§ EXTRACTED INFORMATION:
####################
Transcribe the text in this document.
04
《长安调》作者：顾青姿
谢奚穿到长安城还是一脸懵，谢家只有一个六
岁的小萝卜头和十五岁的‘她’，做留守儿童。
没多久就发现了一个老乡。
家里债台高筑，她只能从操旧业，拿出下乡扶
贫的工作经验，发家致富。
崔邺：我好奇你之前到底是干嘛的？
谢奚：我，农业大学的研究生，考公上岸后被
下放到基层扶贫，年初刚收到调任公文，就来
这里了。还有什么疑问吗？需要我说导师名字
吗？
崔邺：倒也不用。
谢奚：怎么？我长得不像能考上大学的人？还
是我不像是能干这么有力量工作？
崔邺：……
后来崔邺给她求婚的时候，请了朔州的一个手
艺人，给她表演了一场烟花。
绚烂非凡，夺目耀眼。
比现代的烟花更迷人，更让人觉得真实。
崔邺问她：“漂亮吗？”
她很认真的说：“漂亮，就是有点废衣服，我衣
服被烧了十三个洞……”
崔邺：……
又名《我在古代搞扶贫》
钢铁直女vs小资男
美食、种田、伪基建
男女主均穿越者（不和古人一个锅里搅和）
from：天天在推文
####################
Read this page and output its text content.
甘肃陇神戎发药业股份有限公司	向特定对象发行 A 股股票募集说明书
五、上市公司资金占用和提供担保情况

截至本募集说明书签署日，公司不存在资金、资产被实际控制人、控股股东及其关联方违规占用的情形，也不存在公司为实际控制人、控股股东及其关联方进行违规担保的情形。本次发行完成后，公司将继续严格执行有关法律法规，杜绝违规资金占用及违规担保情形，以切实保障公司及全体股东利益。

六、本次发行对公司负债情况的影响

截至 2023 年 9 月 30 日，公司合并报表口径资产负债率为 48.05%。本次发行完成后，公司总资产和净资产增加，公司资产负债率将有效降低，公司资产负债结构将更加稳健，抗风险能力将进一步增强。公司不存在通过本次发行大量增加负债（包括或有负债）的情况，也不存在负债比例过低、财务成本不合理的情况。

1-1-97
####################
§ WHAT THE TASK ASKS: Filter the entries above down to the lines containing the word "text".

§ THE OUTPUT:
Transcribe the text in this document.
Read this page and output its text content.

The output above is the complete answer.